SET EXERCISE: Can you quote each of the entries below word for word, without changing anything?

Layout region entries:
* Begin *
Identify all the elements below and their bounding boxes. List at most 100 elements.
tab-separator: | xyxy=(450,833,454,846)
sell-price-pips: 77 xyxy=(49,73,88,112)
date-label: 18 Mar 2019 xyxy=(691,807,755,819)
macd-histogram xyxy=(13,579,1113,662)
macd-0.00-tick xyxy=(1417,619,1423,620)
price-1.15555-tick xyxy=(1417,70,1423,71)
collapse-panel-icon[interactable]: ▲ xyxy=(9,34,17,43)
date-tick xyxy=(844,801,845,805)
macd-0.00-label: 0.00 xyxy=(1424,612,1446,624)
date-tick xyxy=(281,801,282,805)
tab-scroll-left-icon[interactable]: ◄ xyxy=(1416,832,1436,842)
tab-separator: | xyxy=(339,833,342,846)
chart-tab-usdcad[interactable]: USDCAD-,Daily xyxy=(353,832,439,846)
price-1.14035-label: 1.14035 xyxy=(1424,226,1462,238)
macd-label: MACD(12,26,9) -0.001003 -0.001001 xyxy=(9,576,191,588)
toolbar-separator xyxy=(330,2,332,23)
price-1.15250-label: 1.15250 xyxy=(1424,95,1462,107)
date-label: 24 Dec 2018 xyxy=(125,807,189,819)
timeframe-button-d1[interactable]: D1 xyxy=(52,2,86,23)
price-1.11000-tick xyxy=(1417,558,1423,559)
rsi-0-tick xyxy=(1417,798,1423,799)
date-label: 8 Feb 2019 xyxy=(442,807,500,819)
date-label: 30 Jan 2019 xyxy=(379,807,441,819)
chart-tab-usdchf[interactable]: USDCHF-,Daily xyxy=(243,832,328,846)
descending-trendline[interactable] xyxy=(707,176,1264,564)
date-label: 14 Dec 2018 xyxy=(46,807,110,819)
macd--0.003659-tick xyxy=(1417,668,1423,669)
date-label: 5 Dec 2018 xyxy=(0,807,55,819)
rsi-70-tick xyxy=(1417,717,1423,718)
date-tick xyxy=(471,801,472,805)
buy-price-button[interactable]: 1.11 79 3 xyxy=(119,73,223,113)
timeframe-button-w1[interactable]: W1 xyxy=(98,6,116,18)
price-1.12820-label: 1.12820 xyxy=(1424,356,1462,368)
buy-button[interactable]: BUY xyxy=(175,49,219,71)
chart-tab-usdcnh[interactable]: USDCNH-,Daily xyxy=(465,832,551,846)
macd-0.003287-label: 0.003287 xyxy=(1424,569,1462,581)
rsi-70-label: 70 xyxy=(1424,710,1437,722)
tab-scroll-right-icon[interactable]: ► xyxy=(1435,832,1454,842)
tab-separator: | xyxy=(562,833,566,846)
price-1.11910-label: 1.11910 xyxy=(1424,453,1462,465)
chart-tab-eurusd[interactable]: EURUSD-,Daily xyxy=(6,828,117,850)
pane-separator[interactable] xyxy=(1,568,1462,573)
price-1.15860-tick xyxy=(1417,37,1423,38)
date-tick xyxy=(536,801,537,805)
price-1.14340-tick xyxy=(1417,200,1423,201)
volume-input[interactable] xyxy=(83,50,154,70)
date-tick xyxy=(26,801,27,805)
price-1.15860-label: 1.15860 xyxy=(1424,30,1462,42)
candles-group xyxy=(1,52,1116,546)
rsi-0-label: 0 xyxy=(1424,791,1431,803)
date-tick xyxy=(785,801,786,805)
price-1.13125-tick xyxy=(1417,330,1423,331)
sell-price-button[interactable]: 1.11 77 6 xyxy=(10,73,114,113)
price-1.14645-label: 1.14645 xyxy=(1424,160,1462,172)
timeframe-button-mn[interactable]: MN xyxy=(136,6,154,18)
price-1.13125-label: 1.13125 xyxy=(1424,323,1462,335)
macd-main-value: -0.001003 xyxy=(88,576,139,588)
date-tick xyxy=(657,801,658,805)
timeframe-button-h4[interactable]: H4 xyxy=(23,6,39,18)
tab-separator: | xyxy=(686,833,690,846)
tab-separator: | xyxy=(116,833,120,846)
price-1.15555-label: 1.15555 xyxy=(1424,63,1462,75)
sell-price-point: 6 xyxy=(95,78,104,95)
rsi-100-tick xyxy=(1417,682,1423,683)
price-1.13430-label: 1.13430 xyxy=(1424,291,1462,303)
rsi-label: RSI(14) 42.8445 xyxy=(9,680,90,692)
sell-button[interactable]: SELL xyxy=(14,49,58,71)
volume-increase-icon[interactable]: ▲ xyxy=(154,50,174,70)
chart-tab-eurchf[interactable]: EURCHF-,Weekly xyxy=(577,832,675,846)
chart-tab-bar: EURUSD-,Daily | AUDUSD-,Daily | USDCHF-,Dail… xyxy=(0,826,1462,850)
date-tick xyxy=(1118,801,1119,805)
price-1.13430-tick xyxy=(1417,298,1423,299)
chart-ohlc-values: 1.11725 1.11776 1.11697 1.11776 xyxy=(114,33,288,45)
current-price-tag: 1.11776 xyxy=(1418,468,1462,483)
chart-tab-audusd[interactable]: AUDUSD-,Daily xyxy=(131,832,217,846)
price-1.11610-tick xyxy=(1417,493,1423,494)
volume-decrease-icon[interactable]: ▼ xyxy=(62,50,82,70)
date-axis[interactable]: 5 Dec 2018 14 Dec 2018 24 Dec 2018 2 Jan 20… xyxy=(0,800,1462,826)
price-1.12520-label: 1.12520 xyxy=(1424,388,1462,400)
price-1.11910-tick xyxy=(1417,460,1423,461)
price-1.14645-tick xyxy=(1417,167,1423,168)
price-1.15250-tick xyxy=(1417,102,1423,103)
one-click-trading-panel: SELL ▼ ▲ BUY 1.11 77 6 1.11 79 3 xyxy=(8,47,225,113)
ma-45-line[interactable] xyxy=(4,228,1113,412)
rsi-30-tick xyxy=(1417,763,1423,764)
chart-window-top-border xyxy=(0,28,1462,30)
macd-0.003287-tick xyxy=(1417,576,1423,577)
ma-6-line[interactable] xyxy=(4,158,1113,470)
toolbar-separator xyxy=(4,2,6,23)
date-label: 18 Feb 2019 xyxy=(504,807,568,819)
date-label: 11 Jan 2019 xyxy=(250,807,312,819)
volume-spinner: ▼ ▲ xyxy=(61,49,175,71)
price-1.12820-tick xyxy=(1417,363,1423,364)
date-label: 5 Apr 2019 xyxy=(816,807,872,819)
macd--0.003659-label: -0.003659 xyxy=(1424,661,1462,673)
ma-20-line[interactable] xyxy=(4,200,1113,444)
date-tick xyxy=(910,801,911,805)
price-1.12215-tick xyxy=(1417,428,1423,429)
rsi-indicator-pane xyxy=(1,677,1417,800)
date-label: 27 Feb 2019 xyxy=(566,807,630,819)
* End *
EXPECTED ANSWER:
Identify all the elements below and their bounding boxes. List at most 100 elements.
tab-separator: | xyxy=(450,833,454,846)
sell-price-pips: 77 xyxy=(49,73,88,112)
date-label: 18 Mar 2019 xyxy=(691,807,755,819)
macd-histogram xyxy=(13,579,1113,662)
macd-0.00-tick xyxy=(1417,619,1423,620)
price-1.15555-tick xyxy=(1417,70,1423,71)
collapse-panel-icon[interactable]: ▲ xyxy=(9,34,17,43)
date-tick xyxy=(844,801,845,805)
macd-0.00-label: 0.00 xyxy=(1424,612,1446,624)
date-tick xyxy=(281,801,282,805)
tab-scroll-left-icon[interactable]: ◄ xyxy=(1416,832,1436,842)
tab-separator: | xyxy=(339,833,342,846)
chart-tab-usdcad[interactable]: USDCAD-,Daily xyxy=(353,832,439,846)
price-1.14035-label: 1.14035 xyxy=(1424,226,1462,238)
macd-label: MACD(12,26,9) -0.001003 -0.001001 xyxy=(9,576,191,588)
toolbar-separator xyxy=(330,2,332,23)
price-1.15250-label: 1.15250 xyxy=(1424,95,1462,107)
date-label: 24 Dec 2018 xyxy=(125,807,189,819)
timeframe-button-d1[interactable]: D1 xyxy=(52,2,86,23)
price-1.11000-tick xyxy=(1417,558,1423,559)
rsi-0-tick xyxy=(1417,798,1423,799)
date-label: 8 Feb 2019 xyxy=(442,807,500,819)
date-label: 30 Jan 2019 xyxy=(379,807,441,819)
chart-tab-usdchf[interactable]: USDCHF-,Daily xyxy=(243,832,328,846)
descending-trendline[interactable] xyxy=(707,176,1264,564)
date-label: 14 Dec 2018 xyxy=(46,807,110,819)
macd--0.003659-tick xyxy=(1417,668,1423,669)
date-label: 5 Dec 2018 xyxy=(0,807,55,819)
rsi-70-tick xyxy=(1417,717,1423,718)
date-tick xyxy=(471,801,472,805)
buy-price-button[interactable]: 1.11 79 3 xyxy=(119,73,223,113)
timeframe-button-w1[interactable]: W1 xyxy=(98,6,116,18)
price-1.12820-label: 1.12820 xyxy=(1424,356,1462,368)
buy-button[interactable]: BUY xyxy=(175,49,219,71)
chart-tab-usdcnh[interactable]: USDCNH-,Daily xyxy=(465,832,551,846)
macd-0.003287-label: 0.003287 xyxy=(1424,569,1462,581)
rsi-70-label: 70 xyxy=(1424,710,1437,722)
tab-scroll-right-icon[interactable]: ► xyxy=(1435,832,1454,842)
tab-separator: | xyxy=(562,833,566,846)
price-1.11910-label: 1.11910 xyxy=(1424,453,1462,465)
chart-tab-eurusd[interactable]: EURUSD-,Daily xyxy=(6,828,117,850)
pane-separator[interactable] xyxy=(1,568,1462,573)
price-1.15860-tick xyxy=(1417,37,1423,38)
date-tick xyxy=(536,801,537,805)
price-1.14340-tick xyxy=(1417,200,1423,201)
volume-input[interactable] xyxy=(83,50,154,70)
date-tick xyxy=(26,801,27,805)
price-1.15860-label: 1.15860 xyxy=(1424,30,1462,42)
candles-group xyxy=(1,52,1116,546)
rsi-0-label: 0 xyxy=(1424,791,1431,803)
date-tick xyxy=(785,801,786,805)
price-1.13125-tick xyxy=(1417,330,1423,331)
sell-price-button[interactable]: 1.11 77 6 xyxy=(10,73,114,113)
price-1.14645-label: 1.14645 xyxy=(1424,160,1462,172)
timeframe-button-mn[interactable]: MN xyxy=(136,6,154,18)
price-1.13125-label: 1.13125 xyxy=(1424,323,1462,335)
macd-main-value: -0.001003 xyxy=(88,576,139,588)
date-tick xyxy=(657,801,658,805)
timeframe-button-h4[interactable]: H4 xyxy=(23,6,39,18)
tab-separator: | xyxy=(686,833,690,846)
tab-separator: | xyxy=(116,833,120,846)
price-1.15555-label: 1.15555 xyxy=(1424,63,1462,75)
sell-price-point: 6 xyxy=(95,78,104,95)
rsi-100-tick xyxy=(1417,682,1423,683)
price-1.13430-label: 1.13430 xyxy=(1424,291,1462,303)
rsi-label: RSI(14) 42.8445 xyxy=(9,680,90,692)
sell-button[interactable]: SELL xyxy=(14,49,58,71)
volume-increase-icon[interactable]: ▲ xyxy=(154,50,174,70)
chart-tab-eurchf[interactable]: EURCHF-,Weekly xyxy=(577,832,675,846)
chart-tab-bar: EURUSD-,Daily | AUDUSD-,Daily | USDCHF-,Dail… xyxy=(0,826,1462,850)
date-tick xyxy=(1118,801,1119,805)
price-1.13430-tick xyxy=(1417,298,1423,299)
chart-ohlc-values: 1.11725 1.11776 1.11697 1.11776 xyxy=(114,33,288,45)
current-price-tag: 1.11776 xyxy=(1418,468,1462,483)
chart-tab-audusd[interactable]: AUDUSD-,Daily xyxy=(131,832,217,846)
price-1.11610-tick xyxy=(1417,493,1423,494)
volume-decrease-icon[interactable]: ▼ xyxy=(62,50,82,70)
date-axis[interactable]: 5 Dec 2018 14 Dec 2018 24 Dec 2018 2 Jan 20… xyxy=(0,800,1462,826)
price-1.12520-label: 1.12520 xyxy=(1424,388,1462,400)
price-1.11910-tick xyxy=(1417,460,1423,461)
price-1.14645-tick xyxy=(1417,167,1423,168)
price-1.15250-tick xyxy=(1417,102,1423,103)
one-click-trading-panel: SELL ▼ ▲ BUY 1.11 77 6 1.11 79 3 xyxy=(8,47,225,113)
ma-45-line[interactable] xyxy=(4,228,1113,412)
rsi-30-tick xyxy=(1417,763,1423,764)
chart-window-top-border xyxy=(0,28,1462,30)
macd-0.003287-tick xyxy=(1417,576,1423,577)
ma-6-line[interactable] xyxy=(4,158,1113,470)
toolbar-separator xyxy=(4,2,6,23)
date-label: 18 Feb 2019 xyxy=(504,807,568,819)
date-label: 11 Jan 2019 xyxy=(250,807,312,819)
volume-spinner: ▼ ▲ xyxy=(61,49,175,71)
price-1.12820-tick xyxy=(1417,363,1423,364)
date-label: 5 Apr 2019 xyxy=(816,807,872,819)
macd--0.003659-label: -0.003659 xyxy=(1424,661,1462,673)
ma-20-line[interactable] xyxy=(4,200,1113,444)
date-tick xyxy=(910,801,911,805)
price-1.12215-tick xyxy=(1417,428,1423,429)
rsi-indicator-pane xyxy=(1,677,1417,800)
date-label: 27 Feb 2019 xyxy=(566,807,630,819)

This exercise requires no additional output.